### Aim of the task
Lines containing the word "Maximum" should be extracted in full.

[Stored items]
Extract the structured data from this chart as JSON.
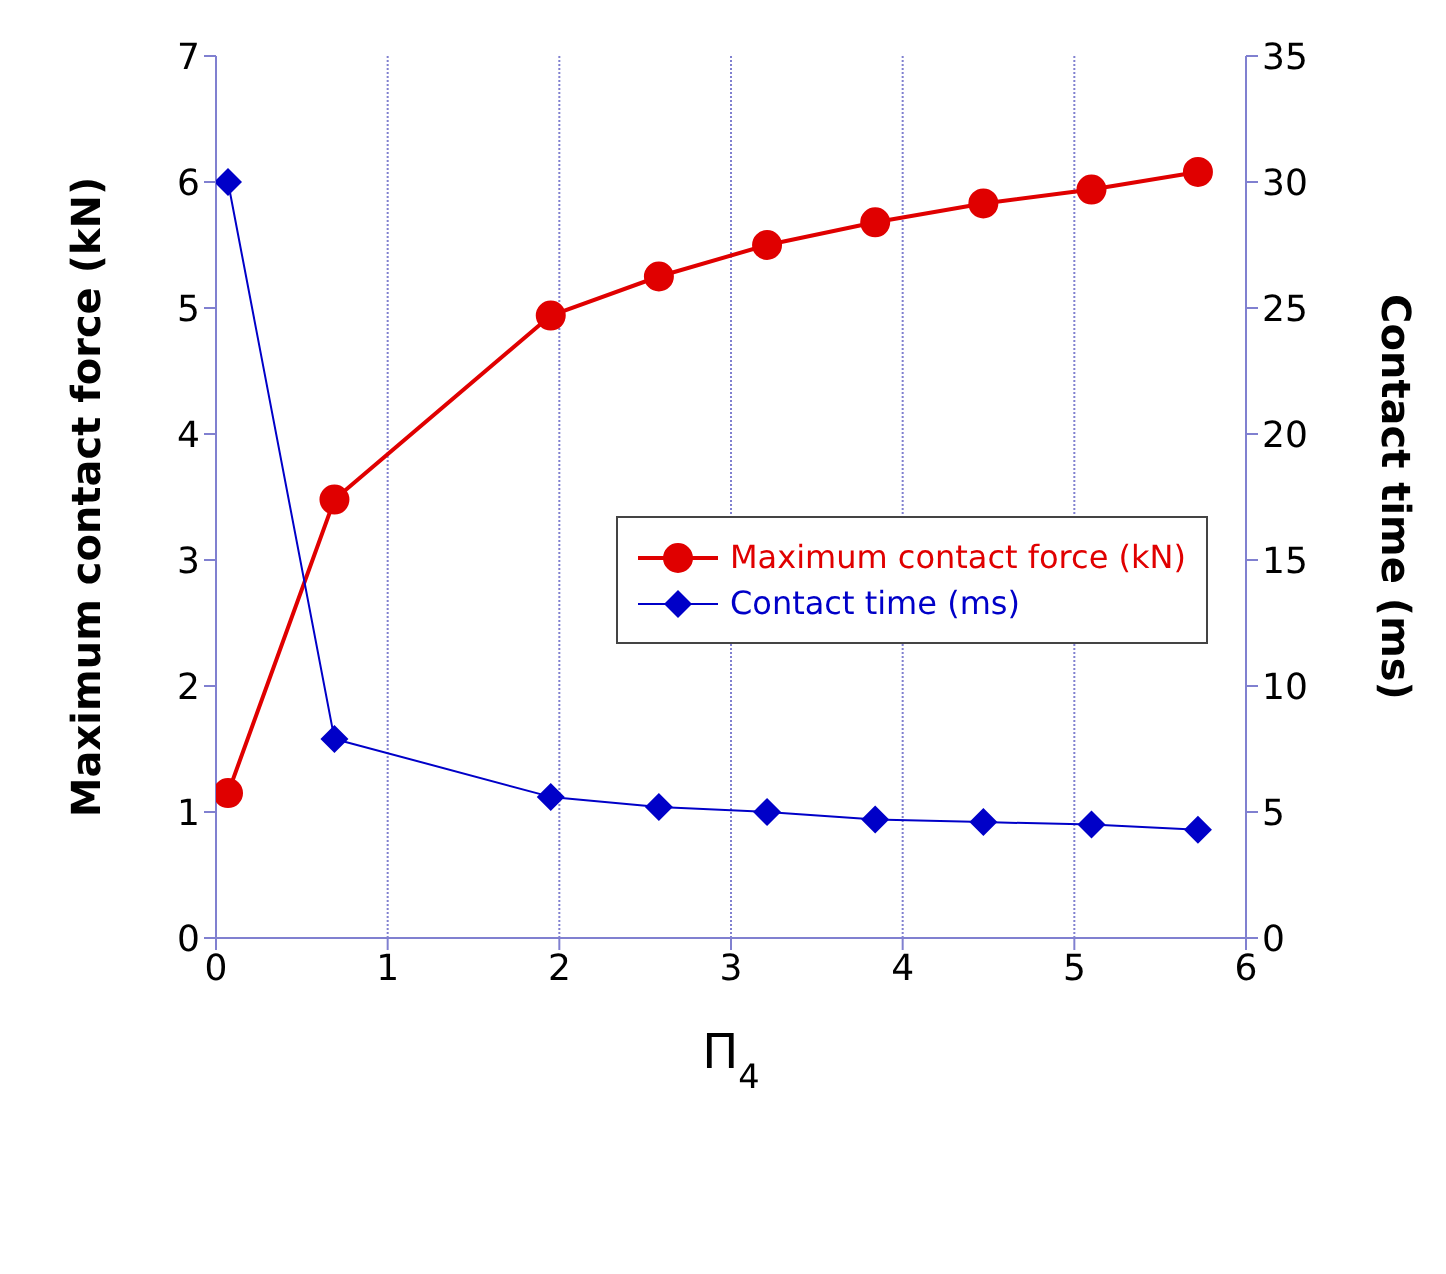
{
  "chart_data": {
    "type": "line",
    "xlabel": "Π$_{4}$",
    "ylabel": "Maximum contact force (kN)",
    "y2label": "Contact time (ms)",
    "xlim": [
      0,
      6
    ],
    "xticks": [
      0,
      1,
      2,
      3,
      4,
      5,
      6
    ],
    "ylim": [
      0,
      7
    ],
    "yticks": [
      0,
      1,
      2,
      3,
      4,
      5,
      6,
      7
    ],
    "y2lim": [
      0,
      35
    ],
    "y2ticks": [
      0,
      5,
      10,
      15,
      20,
      25,
      30,
      35
    ],
    "grid": "x",
    "legend": "right",
    "series": [
      {
        "name": "Maximum contact force (kN)",
        "color": "#e00000",
        "marker": "circle",
        "x": [
          0.07,
          0.69,
          1.95,
          2.58,
          3.21,
          3.84,
          4.47,
          5.1,
          5.72
        ],
        "values": [
          1.15,
          3.48,
          4.94,
          5.25,
          5.5,
          5.68,
          5.83,
          5.94,
          6.08
        ]
      },
      {
        "name": "Contact time (ms)",
        "color": "#0000c8",
        "marker": "diamond",
        "axis": "y2",
        "x": [
          0.07,
          0.69,
          1.95,
          2.58,
          3.21,
          3.84,
          4.47,
          5.1,
          5.72
        ],
        "values": [
          30,
          7.9,
          5.6,
          5.2,
          5.0,
          4.7,
          4.6,
          4.5,
          4.3
        ]
      }
    ]
  }
}
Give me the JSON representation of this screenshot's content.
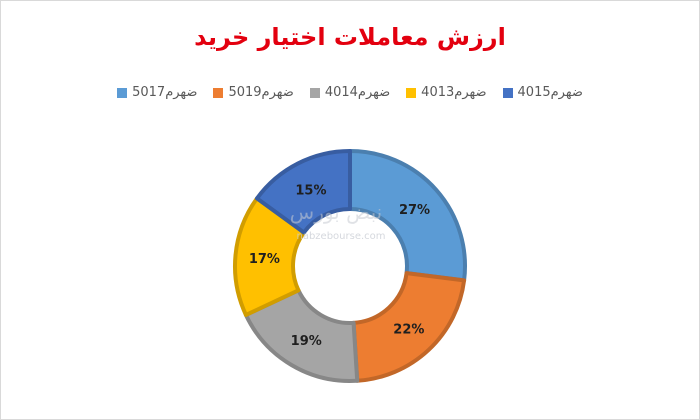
{
  "chart_data": {
    "type": "donut",
    "title": "ارزش معاملات اختیار خرید",
    "legend_position": "top",
    "categories": [
      "ضهرم5017",
      "ضهرم5019",
      "ضهرم4014",
      "ضهرم4013",
      "ضهرم4015"
    ],
    "values": [
      27,
      22,
      19,
      17,
      15
    ],
    "labels": [
      "27%",
      "22%",
      "19%",
      "17%",
      "15%"
    ],
    "colors": [
      "#5b9bd5",
      "#ed7d31",
      "#a5a5a5",
      "#ffc000",
      "#4472c4"
    ],
    "legend_order": [
      0,
      1,
      2,
      3,
      4
    ]
  },
  "watermark": {
    "brand": "نبض بورس",
    "url": "nabzebourse.com"
  }
}
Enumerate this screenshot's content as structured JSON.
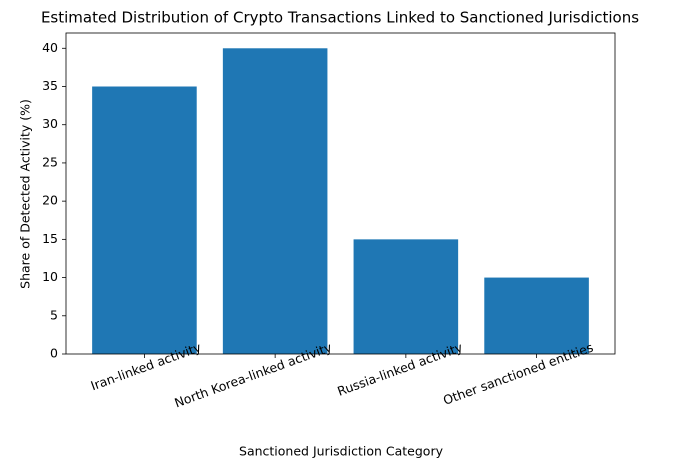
{
  "chart_data": {
    "type": "bar",
    "title": "Estimated Distribution of Crypto Transactions Linked to Sanctioned Jurisdictions",
    "xlabel": "Sanctioned Jurisdiction Category",
    "ylabel": "Share of Detected Activity (%)",
    "categories": [
      "Iran-linked activity",
      "North Korea-linked activity",
      "Russia-linked activity",
      "Other sanctioned entities"
    ],
    "values": [
      35,
      40,
      15,
      10
    ],
    "color": "#1f77b4",
    "ylim": [
      0,
      42
    ],
    "yticks": [
      0,
      5,
      10,
      15,
      20,
      25,
      30,
      35,
      40
    ],
    "grid": false
  }
}
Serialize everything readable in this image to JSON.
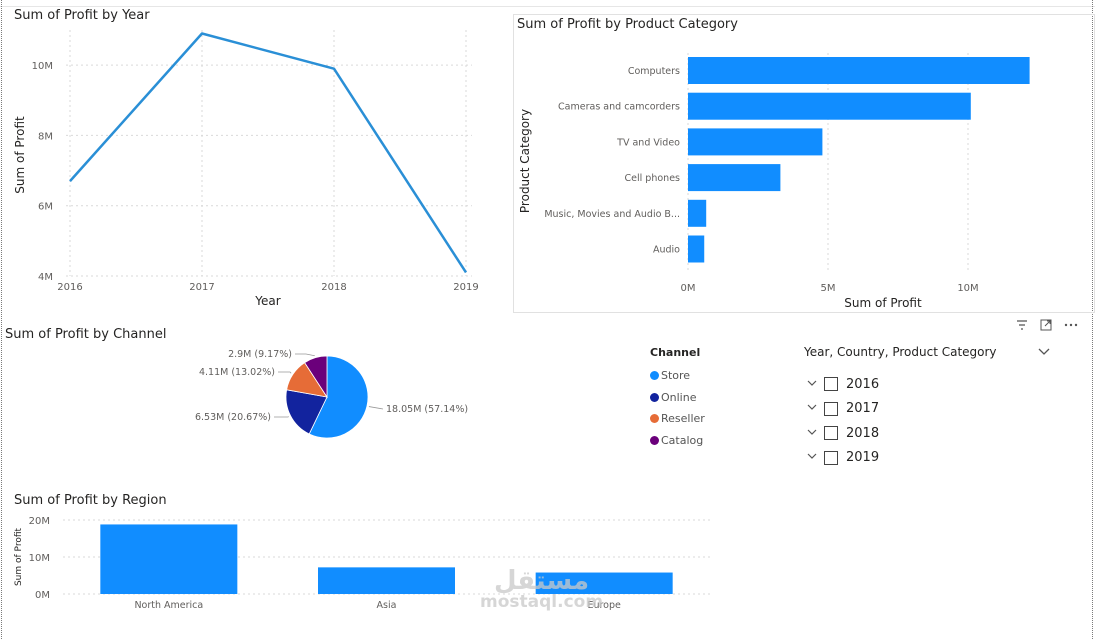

### Task answer
    "ylabel": "Maximum contact force (kN)",
        "name": "Maximum contact force (kN)",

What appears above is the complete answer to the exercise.